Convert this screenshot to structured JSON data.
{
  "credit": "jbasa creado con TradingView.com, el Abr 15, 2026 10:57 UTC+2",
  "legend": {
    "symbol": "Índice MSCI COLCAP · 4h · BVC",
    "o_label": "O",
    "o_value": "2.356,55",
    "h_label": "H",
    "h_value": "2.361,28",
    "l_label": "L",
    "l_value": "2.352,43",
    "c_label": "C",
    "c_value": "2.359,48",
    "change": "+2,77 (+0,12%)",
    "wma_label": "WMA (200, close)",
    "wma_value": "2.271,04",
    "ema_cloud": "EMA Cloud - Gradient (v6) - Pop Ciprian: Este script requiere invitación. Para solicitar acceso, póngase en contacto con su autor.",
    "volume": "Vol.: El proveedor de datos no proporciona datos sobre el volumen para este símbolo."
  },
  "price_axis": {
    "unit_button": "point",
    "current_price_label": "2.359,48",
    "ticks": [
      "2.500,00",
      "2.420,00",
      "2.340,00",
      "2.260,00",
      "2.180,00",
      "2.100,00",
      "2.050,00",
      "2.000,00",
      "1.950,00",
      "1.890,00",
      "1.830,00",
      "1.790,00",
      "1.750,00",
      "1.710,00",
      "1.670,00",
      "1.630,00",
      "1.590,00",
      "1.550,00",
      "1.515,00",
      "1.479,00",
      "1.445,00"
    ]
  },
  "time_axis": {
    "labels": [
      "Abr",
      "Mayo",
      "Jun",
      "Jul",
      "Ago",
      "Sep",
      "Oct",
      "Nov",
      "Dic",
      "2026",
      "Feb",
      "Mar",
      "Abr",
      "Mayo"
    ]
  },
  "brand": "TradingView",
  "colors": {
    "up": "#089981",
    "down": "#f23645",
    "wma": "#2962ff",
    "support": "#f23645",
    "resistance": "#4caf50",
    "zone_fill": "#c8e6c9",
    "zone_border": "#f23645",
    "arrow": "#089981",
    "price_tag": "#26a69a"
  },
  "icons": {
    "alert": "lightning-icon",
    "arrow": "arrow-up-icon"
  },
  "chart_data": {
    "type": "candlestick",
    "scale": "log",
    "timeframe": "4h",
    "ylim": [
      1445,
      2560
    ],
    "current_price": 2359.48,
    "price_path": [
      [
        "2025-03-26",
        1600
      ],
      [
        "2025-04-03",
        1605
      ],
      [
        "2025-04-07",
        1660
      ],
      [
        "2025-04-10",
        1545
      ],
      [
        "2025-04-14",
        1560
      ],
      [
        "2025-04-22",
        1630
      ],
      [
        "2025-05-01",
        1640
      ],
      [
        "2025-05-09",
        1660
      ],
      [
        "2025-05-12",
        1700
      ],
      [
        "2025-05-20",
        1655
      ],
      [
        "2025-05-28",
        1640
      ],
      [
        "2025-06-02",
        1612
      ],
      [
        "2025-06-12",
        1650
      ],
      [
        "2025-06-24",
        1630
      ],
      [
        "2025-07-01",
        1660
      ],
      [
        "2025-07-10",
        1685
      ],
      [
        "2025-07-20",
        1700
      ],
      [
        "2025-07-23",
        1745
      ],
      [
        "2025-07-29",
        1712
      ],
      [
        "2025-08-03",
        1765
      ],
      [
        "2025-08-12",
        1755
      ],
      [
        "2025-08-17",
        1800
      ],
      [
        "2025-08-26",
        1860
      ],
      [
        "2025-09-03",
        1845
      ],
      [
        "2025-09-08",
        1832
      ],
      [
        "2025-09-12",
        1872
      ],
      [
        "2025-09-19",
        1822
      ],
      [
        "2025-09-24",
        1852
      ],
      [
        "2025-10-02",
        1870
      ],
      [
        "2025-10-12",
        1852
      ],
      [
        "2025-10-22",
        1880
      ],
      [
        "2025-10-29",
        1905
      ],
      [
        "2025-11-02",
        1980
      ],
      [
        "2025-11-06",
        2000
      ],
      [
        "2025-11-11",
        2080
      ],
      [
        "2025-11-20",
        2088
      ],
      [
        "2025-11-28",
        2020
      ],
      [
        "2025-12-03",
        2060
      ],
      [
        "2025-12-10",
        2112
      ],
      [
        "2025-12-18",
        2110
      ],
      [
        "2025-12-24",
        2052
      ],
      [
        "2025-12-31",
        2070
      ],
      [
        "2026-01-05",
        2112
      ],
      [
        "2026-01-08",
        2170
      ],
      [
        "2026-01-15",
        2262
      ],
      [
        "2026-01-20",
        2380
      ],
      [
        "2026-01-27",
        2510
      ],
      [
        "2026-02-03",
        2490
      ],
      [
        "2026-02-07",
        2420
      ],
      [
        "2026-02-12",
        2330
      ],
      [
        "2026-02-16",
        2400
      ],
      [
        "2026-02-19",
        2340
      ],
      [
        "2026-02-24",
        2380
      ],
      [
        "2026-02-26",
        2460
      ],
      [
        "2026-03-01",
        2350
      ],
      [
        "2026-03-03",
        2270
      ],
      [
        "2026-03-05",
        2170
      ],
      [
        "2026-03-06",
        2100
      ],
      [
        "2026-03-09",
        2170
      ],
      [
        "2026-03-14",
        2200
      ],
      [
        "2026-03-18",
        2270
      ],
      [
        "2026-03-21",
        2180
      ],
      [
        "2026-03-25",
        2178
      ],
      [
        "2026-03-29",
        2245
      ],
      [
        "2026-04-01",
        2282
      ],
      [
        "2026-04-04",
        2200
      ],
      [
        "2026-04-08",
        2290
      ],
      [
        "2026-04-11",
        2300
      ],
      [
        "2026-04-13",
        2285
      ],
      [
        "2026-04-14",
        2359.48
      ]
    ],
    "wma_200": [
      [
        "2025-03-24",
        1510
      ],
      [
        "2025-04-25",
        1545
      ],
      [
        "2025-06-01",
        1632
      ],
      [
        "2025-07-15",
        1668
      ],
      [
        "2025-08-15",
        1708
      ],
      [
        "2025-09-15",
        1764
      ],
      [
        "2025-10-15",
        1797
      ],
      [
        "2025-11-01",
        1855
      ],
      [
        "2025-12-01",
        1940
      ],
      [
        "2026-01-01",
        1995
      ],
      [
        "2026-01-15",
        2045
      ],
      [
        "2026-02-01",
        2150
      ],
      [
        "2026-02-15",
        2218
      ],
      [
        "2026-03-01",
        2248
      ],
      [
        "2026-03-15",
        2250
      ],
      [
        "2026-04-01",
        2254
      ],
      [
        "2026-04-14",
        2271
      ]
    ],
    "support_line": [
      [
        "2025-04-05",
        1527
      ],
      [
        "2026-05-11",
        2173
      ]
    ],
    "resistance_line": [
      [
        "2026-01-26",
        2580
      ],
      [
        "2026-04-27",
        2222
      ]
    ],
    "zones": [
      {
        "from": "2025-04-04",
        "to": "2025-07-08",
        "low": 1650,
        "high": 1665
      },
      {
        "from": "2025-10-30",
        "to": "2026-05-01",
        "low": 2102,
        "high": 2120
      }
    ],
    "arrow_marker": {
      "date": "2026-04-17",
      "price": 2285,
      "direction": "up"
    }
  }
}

^^^^

▸ Set task:
Your task is to quote all of the data word for word.

▸ Response:
Convert this screenshot to structured JSON data.
{
  "credit": "jbasa creado con TradingView.com, el Abr 15, 2026 10:57 UTC+2",
  "legend": {
    "symbol": "Índice MSCI COLCAP · 4h · BVC",
    "o_label": "O",
    "o_value": "2.356,55",
    "h_label": "H",
    "h_value": "2.361,28",
    "l_label": "L",
    "l_value": "2.352,43",
    "c_label": "C",
    "c_value": "2.359,48",
    "change": "+2,77 (+0,12%)",
    "wma_label": "WMA (200, close)",
    "wma_value": "2.271,04",
    "ema_cloud": "EMA Cloud - Gradient (v6) - Pop Ciprian: Este script requiere invitación. Para solicitar acceso, póngase en contacto con su autor.",
    "volume": "Vol.: El proveedor de datos no proporciona datos sobre el volumen para este símbolo."
  },
  "price_axis": {
    "unit_button": "point",
    "current_price_label": "2.359,48",
    "ticks": [
      "2.500,00",
      "2.420,00",
      "2.340,00",
      "2.260,00",
      "2.180,00",
      "2.100,00",
      "2.050,00",
      "2.000,00",
      "1.950,00",
      "1.890,00",
      "1.830,00",
      "1.790,00",
      "1.750,00",
      "1.710,00",
      "1.670,00",
      "1.630,00",
      "1.590,00",
      "1.550,00",
      "1.515,00",
      "1.479,00",
      "1.445,00"
    ]
  },
  "time_axis": {
    "labels": [
      "Abr",
      "Mayo",
      "Jun",
      "Jul",
      "Ago",
      "Sep",
      "Oct",
      "Nov",
      "Dic",
      "2026",
      "Feb",
      "Mar",
      "Abr",
      "Mayo"
    ]
  },
  "brand": "TradingView",
  "colors": {
    "up": "#089981",
    "down": "#f23645",
    "wma": "#2962ff",
    "support": "#f23645",
    "resistance": "#4caf50",
    "zone_fill": "#c8e6c9",
    "zone_border": "#f23645",
    "arrow": "#089981",
    "price_tag": "#26a69a"
  },
  "icons": {
    "alert": "lightning-icon",
    "arrow": "arrow-up-icon"
  },
  "chart_data": {
    "type": "candlestick",
    "scale": "log",
    "timeframe": "4h",
    "ylim": [
      1445,
      2560
    ],
    "current_price": 2359.48,
    "price_path": [
      [
        "2025-03-26",
        1600
      ],
      [
        "2025-04-03",
        1605
      ],
      [
        "2025-04-07",
        1660
      ],
      [
        "2025-04-10",
        1545
      ],
      [
        "2025-04-14",
        1560
      ],
      [
        "2025-04-22",
        1630
      ],
      [
        "2025-05-01",
        1640
      ],
      [
        "2025-05-09",
        1660
      ],
      [
        "2025-05-12",
        1700
      ],
      [
        "2025-05-20",
        1655
      ],
      [
        "2025-05-28",
        1640
      ],
      [
        "2025-06-02",
        1612
      ],
      [
        "2025-06-12",
        1650
      ],
      [
        "2025-06-24",
        1630
      ],
      [
        "2025-07-01",
        1660
      ],
      [
        "2025-07-10",
        1685
      ],
      [
        "2025-07-20",
        1700
      ],
      [
        "2025-07-23",
        1745
      ],
      [
        "2025-07-29",
        1712
      ],
      [
        "2025-08-03",
        1765
      ],
      [
        "2025-08-12",
        1755
      ],
      [
        "2025-08-17",
        1800
      ],
      [
        "2025-08-26",
        1860
      ],
      [
        "2025-09-03",
        1845
      ],
      [
        "2025-09-08",
        1832
      ],
      [
        "2025-09-12",
        1872
      ],
      [
        "2025-09-19",
        1822
      ],
      [
        "2025-09-24",
        1852
      ],
      [
        "2025-10-02",
        1870
      ],
      [
        "2025-10-12",
        1852
      ],
      [
        "2025-10-22",
        1880
      ],
      [
        "2025-10-29",
        1905
      ],
      [
        "2025-11-02",
        1980
      ],
      [
        "2025-11-06",
        2000
      ],
      [
        "2025-11-11",
        2080
      ],
      [
        "2025-11-20",
        2088
      ],
      [
        "2025-11-28",
        2020
      ],
      [
        "2025-12-03",
        2060
      ],
      [
        "2025-12-10",
        2112
      ],
      [
        "2025-12-18",
        2110
      ],
      [
        "2025-12-24",
        2052
      ],
      [
        "2025-12-31",
        2070
      ],
      [
        "2026-01-05",
        2112
      ],
      [
        "2026-01-08",
        2170
      ],
      [
        "2026-01-15",
        2262
      ],
      [
        "2026-01-20",
        2380
      ],
      [
        "2026-01-27",
        2510
      ],
      [
        "2026-02-03",
        2490
      ],
      [
        "2026-02-07",
        2420
      ],
      [
        "2026-02-12",
        2330
      ],
      [
        "2026-02-16",
        2400
      ],
      [
        "2026-02-19",
        2340
      ],
      [
        "2026-02-24",
        2380
      ],
      [
        "2026-02-26",
        2460
      ],
      [
        "2026-03-01",
        2350
      ],
      [
        "2026-03-03",
        2270
      ],
      [
        "2026-03-05",
        2170
      ],
      [
        "2026-03-06",
        2100
      ],
      [
        "2026-03-09",
        2170
      ],
      [
        "2026-03-14",
        2200
      ],
      [
        "2026-03-18",
        2270
      ],
      [
        "2026-03-21",
        2180
      ],
      [
        "2026-03-25",
        2178
      ],
      [
        "2026-03-29",
        2245
      ],
      [
        "2026-04-01",
        2282
      ],
      [
        "2026-04-04",
        2200
      ],
      [
        "2026-04-08",
        2290
      ],
      [
        "2026-04-11",
        2300
      ],
      [
        "2026-04-13",
        2285
      ],
      [
        "2026-04-14",
        2359.48
      ]
    ],
    "wma_200": [
      [
        "2025-03-24",
        1510
      ],
      [
        "2025-04-25",
        1545
      ],
      [
        "2025-06-01",
        1632
      ],
      [
        "2025-07-15",
        1668
      ],
      [
        "2025-08-15",
        1708
      ],
      [
        "2025-09-15",
        1764
      ],
      [
        "2025-10-15",
        1797
      ],
      [
        "2025-11-01",
        1855
      ],
      [
        "2025-12-01",
        1940
      ],
      [
        "2026-01-01",
        1995
      ],
      [
        "2026-01-15",
        2045
      ],
      [
        "2026-02-01",
        2150
      ],
      [
        "2026-02-15",
        2218
      ],
      [
        "2026-03-01",
        2248
      ],
      [
        "2026-03-15",
        2250
      ],
      [
        "2026-04-01",
        2254
      ],
      [
        "2026-04-14",
        2271
      ]
    ],
    "support_line": [
      [
        "2025-04-05",
        1527
      ],
      [
        "2026-05-11",
        2173
      ]
    ],
    "resistance_line": [
      [
        "2026-01-26",
        2580
      ],
      [
        "2026-04-27",
        2222
      ]
    ],
    "zones": [
      {
        "from": "2025-04-04",
        "to": "2025-07-08",
        "low": 1650,
        "high": 1665
      },
      {
        "from": "2025-10-30",
        "to": "2026-05-01",
        "low": 2102,
        "high": 2120
      }
    ],
    "arrow_marker": {
      "date": "2026-04-17",
      "price": 2285,
      "direction": "up"
    }
  }
}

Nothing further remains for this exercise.